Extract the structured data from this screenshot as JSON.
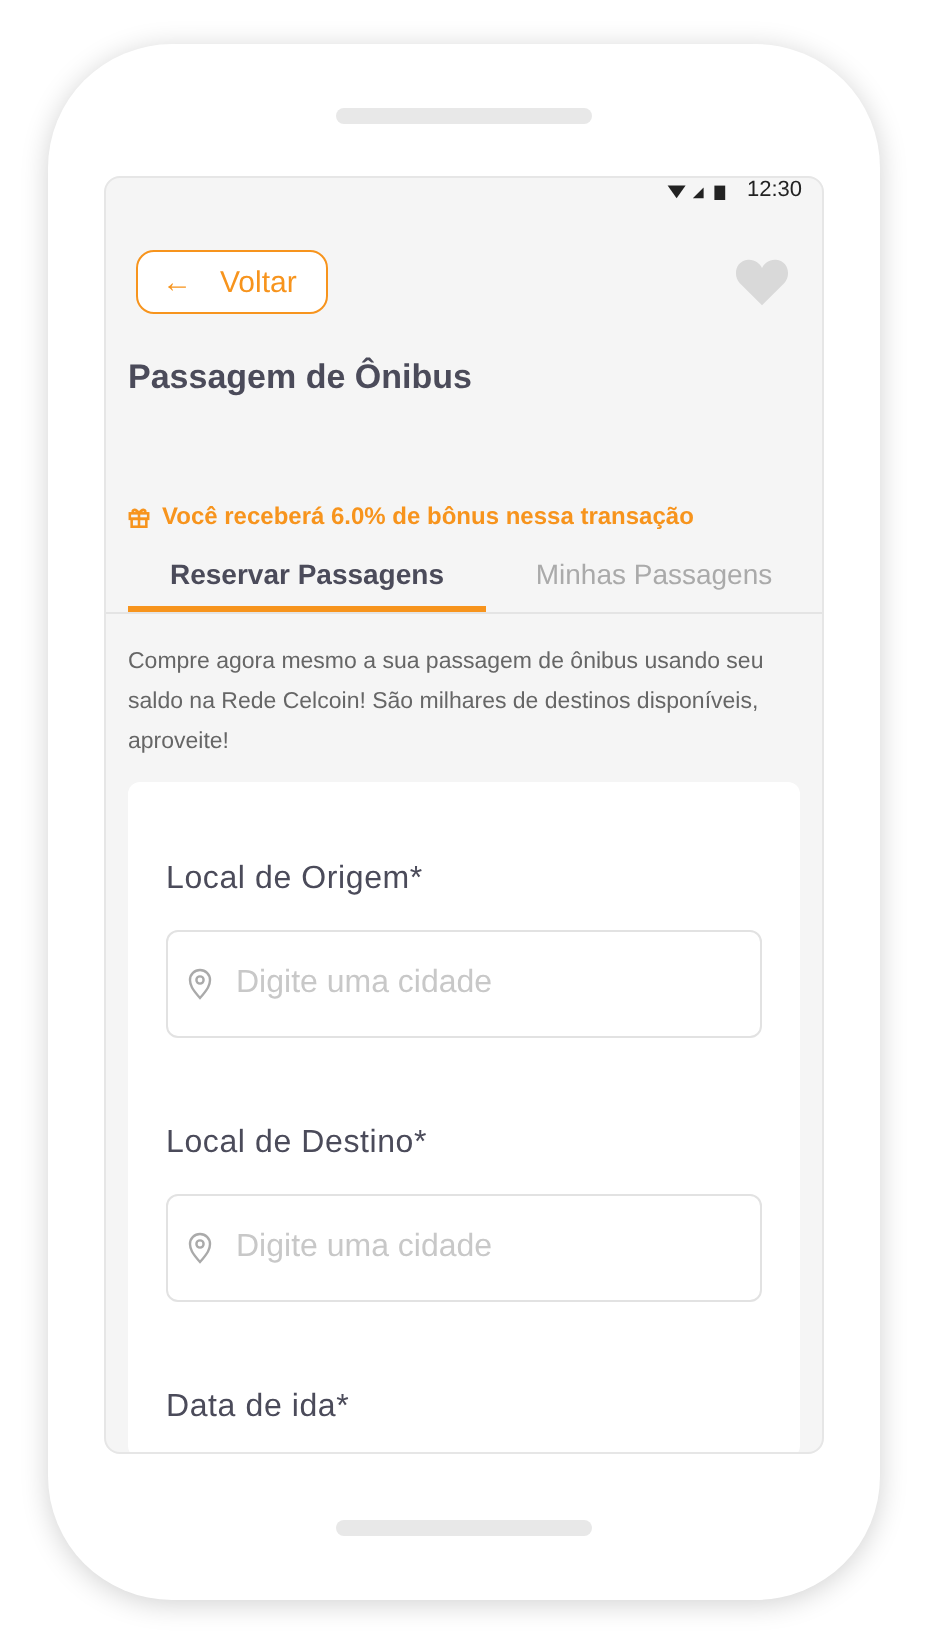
{
  "status_bar": {
    "time": "12:30"
  },
  "header": {
    "back_button": {
      "arrow": "←",
      "label": "Voltar"
    },
    "title": "Passagem de Ônibus"
  },
  "bonus": {
    "text": "Você receberá 6.0% de bônus nessa transação"
  },
  "tabs": [
    {
      "label": "Reservar Passagens",
      "selected": true
    },
    {
      "label": "Minhas Passagens",
      "selected": false
    }
  ],
  "description": "Compre agora mesmo a sua passagem de ônibus usando seu saldo na Rede Celcoin! São milhares de destinos disponíveis, aproveite!",
  "form": {
    "fields": [
      {
        "kind": "city",
        "label": "Local de Origem*",
        "placeholder": "Digite uma cidade"
      },
      {
        "kind": "city",
        "label": "Local de Destino*",
        "placeholder": "Digite uma cidade"
      },
      {
        "kind": "date",
        "label": "Data de ida*"
      }
    ]
  }
}
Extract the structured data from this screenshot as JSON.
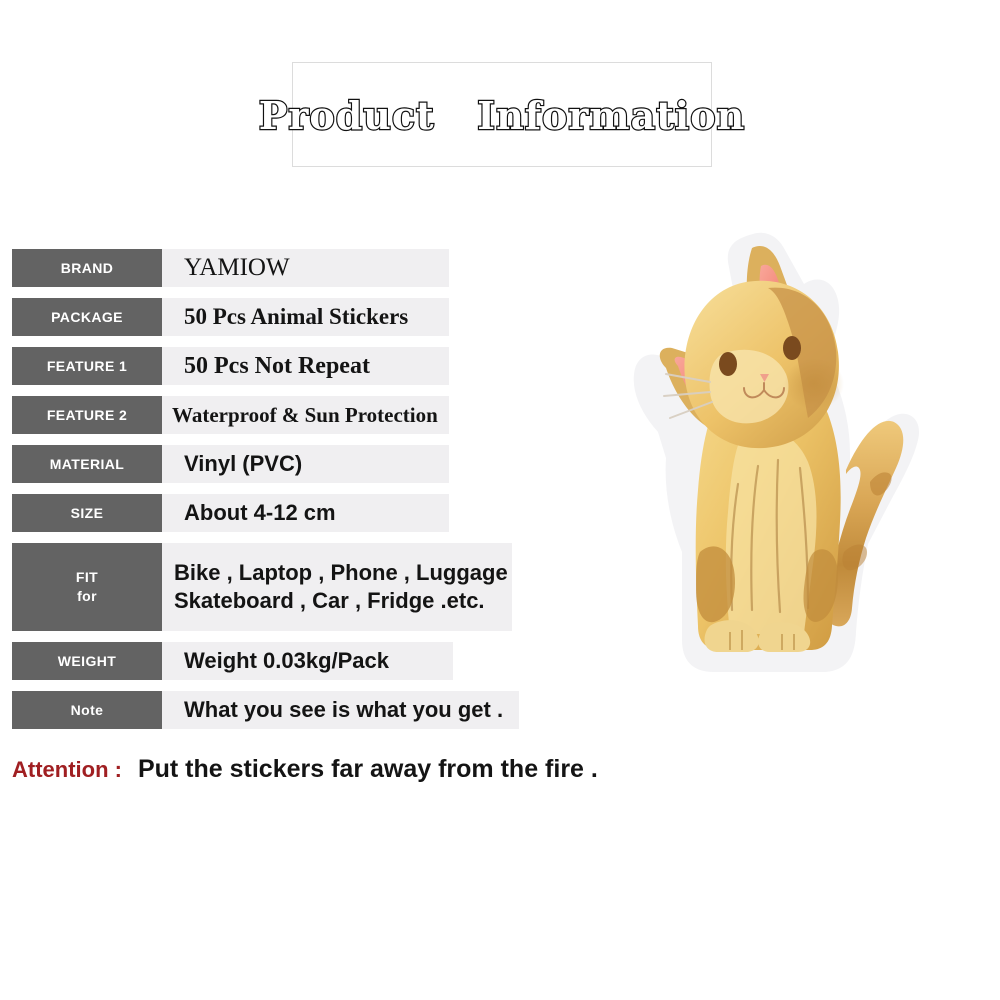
{
  "header": {
    "title": "Product   Information"
  },
  "spec_table": {
    "rows": [
      {
        "label": "BRAND",
        "value": "YAMIOW"
      },
      {
        "label": "PACKAGE",
        "value": "50 Pcs Animal Stickers"
      },
      {
        "label": "FEATURE 1",
        "value": "50 Pcs Not Repeat"
      },
      {
        "label": "FEATURE 2",
        "value": "Waterproof & Sun Protection"
      },
      {
        "label": "MATERIAL",
        "value": "Vinyl (PVC)"
      },
      {
        "label": "SIZE",
        "value": "About 4-12 cm"
      },
      {
        "label": "FIT",
        "label2": "for",
        "value": "Bike , Laptop , Phone , Luggage",
        "value2": "Skateboard , Car , Fridge .etc."
      },
      {
        "label": "WEIGHT",
        "value": "Weight 0.03kg/Pack"
      },
      {
        "label": "Note",
        "value": "What you see is what you get ."
      }
    ]
  },
  "attention": {
    "label": "Attention :",
    "text": "Put the stickers far away from the fire ."
  },
  "illustration": {
    "name": "ginger-kitten-sticker",
    "description": "Watercolor ginger kitten sitting, die-cut white sticker border"
  },
  "colors": {
    "label_bg": "#636363",
    "value_bg": "#f0eff1",
    "label_text": "#ffffff",
    "value_text": "#141414",
    "attention_accent": "#a01f22",
    "title_outline": "#111111",
    "title_fill": "#ffffff",
    "box_border": "#dcdcdc",
    "page_bg": "#ffffff",
    "cat_body_light": "#f2d27e",
    "cat_body_mid": "#e3b256",
    "cat_body_dark": "#c08a3a",
    "cat_ear_pink": "#f08070",
    "cat_eye": "#7a4a1e",
    "sticker_border": "#f2f2f4"
  }
}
• • • • •
• [Given instruction]
Leave out the pictures and print each record exactly as it stands.

• [Expected output]
Extract the structured data from this screenshot as JSON.
{
  "status_bar": {
    "time": "12:30"
  },
  "header": {
    "back_button": {
      "arrow": "←",
      "label": "Voltar"
    },
    "title": "Passagem de Ônibus"
  },
  "bonus": {
    "text": "Você receberá 6.0% de bônus nessa transação"
  },
  "tabs": [
    {
      "label": "Reservar Passagens",
      "selected": true
    },
    {
      "label": "Minhas Passagens",
      "selected": false
    }
  ],
  "description": "Compre agora mesmo a sua passagem de ônibus usando seu saldo na Rede Celcoin! São milhares de destinos disponíveis, aproveite!",
  "form": {
    "fields": [
      {
        "kind": "city",
        "label": "Local de Origem*",
        "placeholder": "Digite uma cidade"
      },
      {
        "kind": "city",
        "label": "Local de Destino*",
        "placeholder": "Digite uma cidade"
      },
      {
        "kind": "date",
        "label": "Data de ida*"
      }
    ]
  }
}
Extract the structured data from this screenshot as JSON.
{
  "header": {
    "title": "Product   Information"
  },
  "spec_table": {
    "rows": [
      {
        "label": "BRAND",
        "value": "YAMIOW"
      },
      {
        "label": "PACKAGE",
        "value": "50 Pcs Animal Stickers"
      },
      {
        "label": "FEATURE 1",
        "value": "50 Pcs Not Repeat"
      },
      {
        "label": "FEATURE 2",
        "value": "Waterproof & Sun Protection"
      },
      {
        "label": "MATERIAL",
        "value": "Vinyl (PVC)"
      },
      {
        "label": "SIZE",
        "value": "About 4-12 cm"
      },
      {
        "label": "FIT",
        "label2": "for",
        "value": "Bike , Laptop , Phone , Luggage",
        "value2": "Skateboard , Car , Fridge .etc."
      },
      {
        "label": "WEIGHT",
        "value": "Weight 0.03kg/Pack"
      },
      {
        "label": "Note",
        "value": "What you see is what you get ."
      }
    ]
  },
  "attention": {
    "label": "Attention :",
    "text": "Put the stickers far away from the fire ."
  },
  "illustration": {
    "name": "ginger-kitten-sticker",
    "description": "Watercolor ginger kitten sitting, die-cut white sticker border"
  },
  "colors": {
    "label_bg": "#636363",
    "value_bg": "#f0eff1",
    "label_text": "#ffffff",
    "value_text": "#141414",
    "attention_accent": "#a01f22",
    "title_outline": "#111111",
    "title_fill": "#ffffff",
    "box_border": "#dcdcdc",
    "page_bg": "#ffffff",
    "cat_body_light": "#f2d27e",
    "cat_body_mid": "#e3b256",
    "cat_body_dark": "#c08a3a",
    "cat_ear_pink": "#f08070",
    "cat_eye": "#7a4a1e",
    "sticker_border": "#f2f2f4"
  }
}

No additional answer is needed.